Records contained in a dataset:
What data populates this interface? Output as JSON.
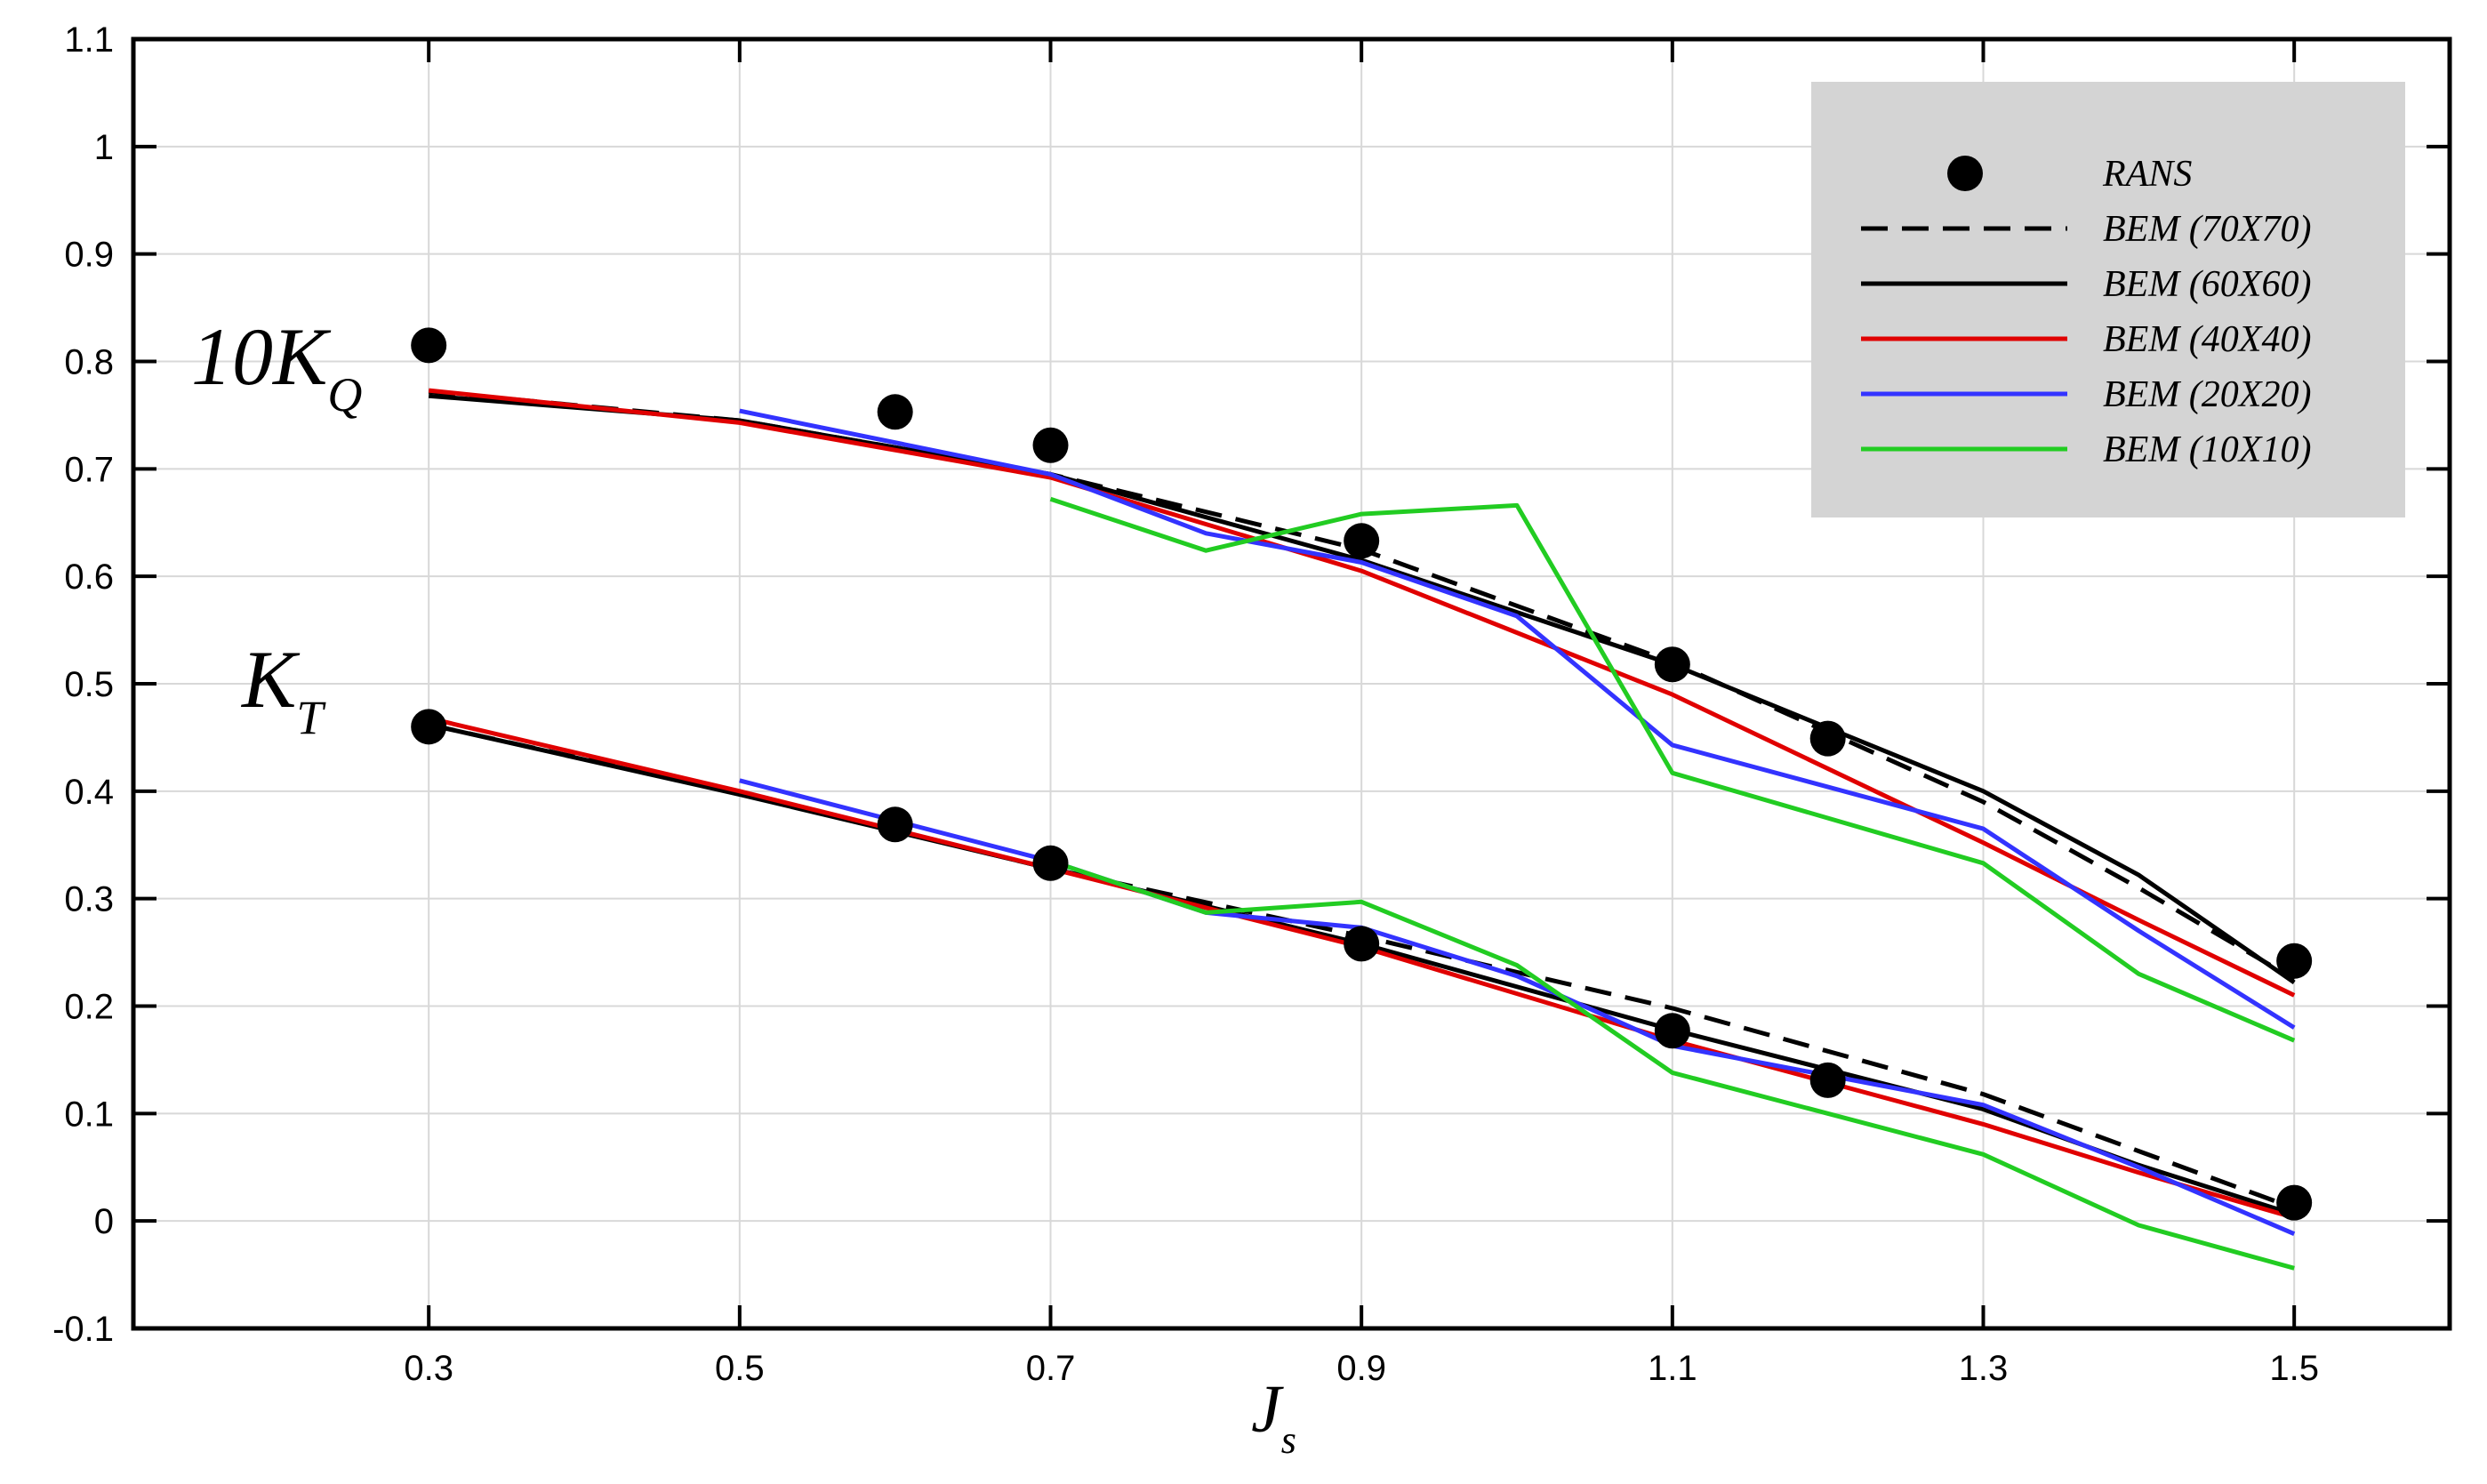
{
  "chart_data": {
    "type": "line",
    "title": "",
    "xlabel": {
      "main": "J",
      "sub": "s"
    },
    "ylabel": "",
    "xlim": [
      0.11,
      1.6
    ],
    "ylim": [
      -0.1,
      1.1
    ],
    "xticks": [
      0.3,
      0.5,
      0.7,
      0.9,
      1.1,
      1.3,
      1.5
    ],
    "xtick_labels": [
      "0.3",
      "0.5",
      "0.7",
      "0.9",
      "1.1",
      "1.3",
      "1.5"
    ],
    "yticks": [
      -0.1,
      0,
      0.1,
      0.2,
      0.3,
      0.4,
      0.5,
      0.6,
      0.7,
      0.8,
      0.9,
      1,
      1.1
    ],
    "ytick_labels": [
      "-0.1",
      "0",
      "0.1",
      "0.2",
      "0.3",
      "0.4",
      "0.5",
      "0.6",
      "0.7",
      "0.8",
      "0.9",
      "1",
      "1.1"
    ],
    "grid": true,
    "legend_position": "top-right",
    "annotations": [
      {
        "main": "10K",
        "sub": "Q",
        "near_series": "10KQ"
      },
      {
        "main": "K",
        "sub": "T",
        "near_series": "KT"
      }
    ],
    "series": [
      {
        "name": "RANS",
        "style": "marker",
        "color": "#000000",
        "group": "10KQ",
        "x": [
          0.3,
          0.6,
          0.7,
          0.9,
          1.1,
          1.2,
          1.5
        ],
        "y": [
          0.815,
          0.753,
          0.722,
          0.633,
          0.518,
          0.449,
          0.242
        ]
      },
      {
        "name": "RANS",
        "style": "marker",
        "color": "#000000",
        "group": "KT",
        "x": [
          0.3,
          0.6,
          0.7,
          0.9,
          1.1,
          1.2,
          1.5
        ],
        "y": [
          0.46,
          0.369,
          0.333,
          0.258,
          0.177,
          0.131,
          0.017
        ]
      },
      {
        "name": "BEM (70X70)",
        "style": "dashed",
        "color": "#000000",
        "group": "10KQ",
        "x": [
          0.3,
          0.5,
          0.7,
          0.9,
          1.1,
          1.3,
          1.4,
          1.5
        ],
        "y": [
          0.772,
          0.745,
          0.695,
          0.625,
          0.52,
          0.39,
          0.31,
          0.225
        ]
      },
      {
        "name": "BEM (70X70)",
        "style": "dashed",
        "color": "#000000",
        "group": "KT",
        "x": [
          0.3,
          0.5,
          0.7,
          0.9,
          1.1,
          1.3,
          1.4,
          1.5
        ],
        "y": [
          0.462,
          0.398,
          0.328,
          0.265,
          0.198,
          0.118,
          0.065,
          0.012
        ]
      },
      {
        "name": "BEM (60X60)",
        "style": "solid",
        "color": "#000000",
        "group": "10KQ",
        "x": [
          0.3,
          0.5,
          0.7,
          0.9,
          1.1,
          1.3,
          1.4,
          1.5
        ],
        "y": [
          0.768,
          0.745,
          0.695,
          0.615,
          0.518,
          0.4,
          0.322,
          0.222
        ]
      },
      {
        "name": "BEM (60X60)",
        "style": "solid",
        "color": "#000000",
        "group": "KT",
        "x": [
          0.3,
          0.5,
          0.7,
          0.9,
          1.1,
          1.3,
          1.4,
          1.5
        ],
        "y": [
          0.462,
          0.397,
          0.328,
          0.258,
          0.178,
          0.104,
          0.052,
          0.006
        ]
      },
      {
        "name": "BEM (40X40)",
        "style": "solid",
        "color": "#e00000",
        "group": "10KQ",
        "x": [
          0.3,
          0.5,
          0.7,
          0.9,
          1.1,
          1.3,
          1.4,
          1.5
        ],
        "y": [
          0.773,
          0.743,
          0.692,
          0.605,
          0.49,
          0.352,
          0.28,
          0.21
        ]
      },
      {
        "name": "BEM (40X40)",
        "style": "solid",
        "color": "#e00000",
        "group": "KT",
        "x": [
          0.3,
          0.5,
          0.7,
          0.9,
          1.1,
          1.3,
          1.4,
          1.5
        ],
        "y": [
          0.468,
          0.4,
          0.328,
          0.255,
          0.168,
          0.09,
          0.045,
          0.003
        ]
      },
      {
        "name": "BEM (20X20)",
        "style": "solid",
        "color": "#3333ff",
        "group": "10KQ",
        "x": [
          0.5,
          0.7,
          0.8,
          0.9,
          1.0,
          1.1,
          1.3,
          1.4,
          1.5
        ],
        "y": [
          0.754,
          0.695,
          0.64,
          0.613,
          0.563,
          0.443,
          0.365,
          0.27,
          0.18
        ]
      },
      {
        "name": "BEM (20X20)",
        "style": "solid",
        "color": "#3333ff",
        "group": "KT",
        "x": [
          0.5,
          0.7,
          0.8,
          0.9,
          1.0,
          1.1,
          1.3,
          1.4,
          1.5
        ],
        "y": [
          0.41,
          0.335,
          0.287,
          0.273,
          0.228,
          0.163,
          0.108,
          0.05,
          -0.012
        ]
      },
      {
        "name": "BEM (10X10)",
        "style": "solid",
        "color": "#22cc22",
        "group": "10KQ",
        "x": [
          0.7,
          0.8,
          0.9,
          1.0,
          1.1,
          1.3,
          1.4,
          1.5
        ],
        "y": [
          0.672,
          0.624,
          0.658,
          0.666,
          0.417,
          0.333,
          0.23,
          0.168
        ]
      },
      {
        "name": "BEM (10X10)",
        "style": "solid",
        "color": "#22cc22",
        "group": "KT",
        "x": [
          0.7,
          0.8,
          0.9,
          1.0,
          1.1,
          1.3,
          1.4,
          1.5
        ],
        "y": [
          0.335,
          0.287,
          0.297,
          0.238,
          0.138,
          0.062,
          -0.004,
          -0.044
        ]
      }
    ],
    "legend": [
      {
        "label": "RANS",
        "style": "marker",
        "color": "#000000"
      },
      {
        "label": "BEM (70X70)",
        "style": "dashed",
        "color": "#000000"
      },
      {
        "label": "BEM (60X60)",
        "style": "solid",
        "color": "#000000"
      },
      {
        "label": "BEM (40X40)",
        "style": "solid",
        "color": "#e00000"
      },
      {
        "label": "BEM (20X20)",
        "style": "solid",
        "color": "#3333ff"
      },
      {
        "label": "BEM (10X10)",
        "style": "solid",
        "color": "#22cc22"
      }
    ],
    "legend_background": "#d4d4d4",
    "grid_color": "#d8d8d8"
  }
}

Work instructions: Output the records above exactly as they are, leaving out the pictures.

Solution for this exercise:
What data populates this interface? Output as JSON.
{
  "chart_data": {
    "type": "line",
    "title": "",
    "xlabel": {
      "main": "J",
      "sub": "s"
    },
    "ylabel": "",
    "xlim": [
      0.11,
      1.6
    ],
    "ylim": [
      -0.1,
      1.1
    ],
    "xticks": [
      0.3,
      0.5,
      0.7,
      0.9,
      1.1,
      1.3,
      1.5
    ],
    "xtick_labels": [
      "0.3",
      "0.5",
      "0.7",
      "0.9",
      "1.1",
      "1.3",
      "1.5"
    ],
    "yticks": [
      -0.1,
      0,
      0.1,
      0.2,
      0.3,
      0.4,
      0.5,
      0.6,
      0.7,
      0.8,
      0.9,
      1,
      1.1
    ],
    "ytick_labels": [
      "-0.1",
      "0",
      "0.1",
      "0.2",
      "0.3",
      "0.4",
      "0.5",
      "0.6",
      "0.7",
      "0.8",
      "0.9",
      "1",
      "1.1"
    ],
    "grid": true,
    "legend_position": "top-right",
    "annotations": [
      {
        "main": "10K",
        "sub": "Q",
        "near_series": "10KQ"
      },
      {
        "main": "K",
        "sub": "T",
        "near_series": "KT"
      }
    ],
    "series": [
      {
        "name": "RANS",
        "style": "marker",
        "color": "#000000",
        "group": "10KQ",
        "x": [
          0.3,
          0.6,
          0.7,
          0.9,
          1.1,
          1.2,
          1.5
        ],
        "y": [
          0.815,
          0.753,
          0.722,
          0.633,
          0.518,
          0.449,
          0.242
        ]
      },
      {
        "name": "RANS",
        "style": "marker",
        "color": "#000000",
        "group": "KT",
        "x": [
          0.3,
          0.6,
          0.7,
          0.9,
          1.1,
          1.2,
          1.5
        ],
        "y": [
          0.46,
          0.369,
          0.333,
          0.258,
          0.177,
          0.131,
          0.017
        ]
      },
      {
        "name": "BEM (70X70)",
        "style": "dashed",
        "color": "#000000",
        "group": "10KQ",
        "x": [
          0.3,
          0.5,
          0.7,
          0.9,
          1.1,
          1.3,
          1.4,
          1.5
        ],
        "y": [
          0.772,
          0.745,
          0.695,
          0.625,
          0.52,
          0.39,
          0.31,
          0.225
        ]
      },
      {
        "name": "BEM (70X70)",
        "style": "dashed",
        "color": "#000000",
        "group": "KT",
        "x": [
          0.3,
          0.5,
          0.7,
          0.9,
          1.1,
          1.3,
          1.4,
          1.5
        ],
        "y": [
          0.462,
          0.398,
          0.328,
          0.265,
          0.198,
          0.118,
          0.065,
          0.012
        ]
      },
      {
        "name": "BEM (60X60)",
        "style": "solid",
        "color": "#000000",
        "group": "10KQ",
        "x": [
          0.3,
          0.5,
          0.7,
          0.9,
          1.1,
          1.3,
          1.4,
          1.5
        ],
        "y": [
          0.768,
          0.745,
          0.695,
          0.615,
          0.518,
          0.4,
          0.322,
          0.222
        ]
      },
      {
        "name": "BEM (60X60)",
        "style": "solid",
        "color": "#000000",
        "group": "KT",
        "x": [
          0.3,
          0.5,
          0.7,
          0.9,
          1.1,
          1.3,
          1.4,
          1.5
        ],
        "y": [
          0.462,
          0.397,
          0.328,
          0.258,
          0.178,
          0.104,
          0.052,
          0.006
        ]
      },
      {
        "name": "BEM (40X40)",
        "style": "solid",
        "color": "#e00000",
        "group": "10KQ",
        "x": [
          0.3,
          0.5,
          0.7,
          0.9,
          1.1,
          1.3,
          1.4,
          1.5
        ],
        "y": [
          0.773,
          0.743,
          0.692,
          0.605,
          0.49,
          0.352,
          0.28,
          0.21
        ]
      },
      {
        "name": "BEM (40X40)",
        "style": "solid",
        "color": "#e00000",
        "group": "KT",
        "x": [
          0.3,
          0.5,
          0.7,
          0.9,
          1.1,
          1.3,
          1.4,
          1.5
        ],
        "y": [
          0.468,
          0.4,
          0.328,
          0.255,
          0.168,
          0.09,
          0.045,
          0.003
        ]
      },
      {
        "name": "BEM (20X20)",
        "style": "solid",
        "color": "#3333ff",
        "group": "10KQ",
        "x": [
          0.5,
          0.7,
          0.8,
          0.9,
          1.0,
          1.1,
          1.3,
          1.4,
          1.5
        ],
        "y": [
          0.754,
          0.695,
          0.64,
          0.613,
          0.563,
          0.443,
          0.365,
          0.27,
          0.18
        ]
      },
      {
        "name": "BEM (20X20)",
        "style": "solid",
        "color": "#3333ff",
        "group": "KT",
        "x": [
          0.5,
          0.7,
          0.8,
          0.9,
          1.0,
          1.1,
          1.3,
          1.4,
          1.5
        ],
        "y": [
          0.41,
          0.335,
          0.287,
          0.273,
          0.228,
          0.163,
          0.108,
          0.05,
          -0.012
        ]
      },
      {
        "name": "BEM (10X10)",
        "style": "solid",
        "color": "#22cc22",
        "group": "10KQ",
        "x": [
          0.7,
          0.8,
          0.9,
          1.0,
          1.1,
          1.3,
          1.4,
          1.5
        ],
        "y": [
          0.672,
          0.624,
          0.658,
          0.666,
          0.417,
          0.333,
          0.23,
          0.168
        ]
      },
      {
        "name": "BEM (10X10)",
        "style": "solid",
        "color": "#22cc22",
        "group": "KT",
        "x": [
          0.7,
          0.8,
          0.9,
          1.0,
          1.1,
          1.3,
          1.4,
          1.5
        ],
        "y": [
          0.335,
          0.287,
          0.297,
          0.238,
          0.138,
          0.062,
          -0.004,
          -0.044
        ]
      }
    ],
    "legend": [
      {
        "label": "RANS",
        "style": "marker",
        "color": "#000000"
      },
      {
        "label": "BEM (70X70)",
        "style": "dashed",
        "color": "#000000"
      },
      {
        "label": "BEM (60X60)",
        "style": "solid",
        "color": "#000000"
      },
      {
        "label": "BEM (40X40)",
        "style": "solid",
        "color": "#e00000"
      },
      {
        "label": "BEM (20X20)",
        "style": "solid",
        "color": "#3333ff"
      },
      {
        "label": "BEM (10X10)",
        "style": "solid",
        "color": "#22cc22"
      }
    ],
    "legend_background": "#d4d4d4",
    "grid_color": "#d8d8d8"
  }
}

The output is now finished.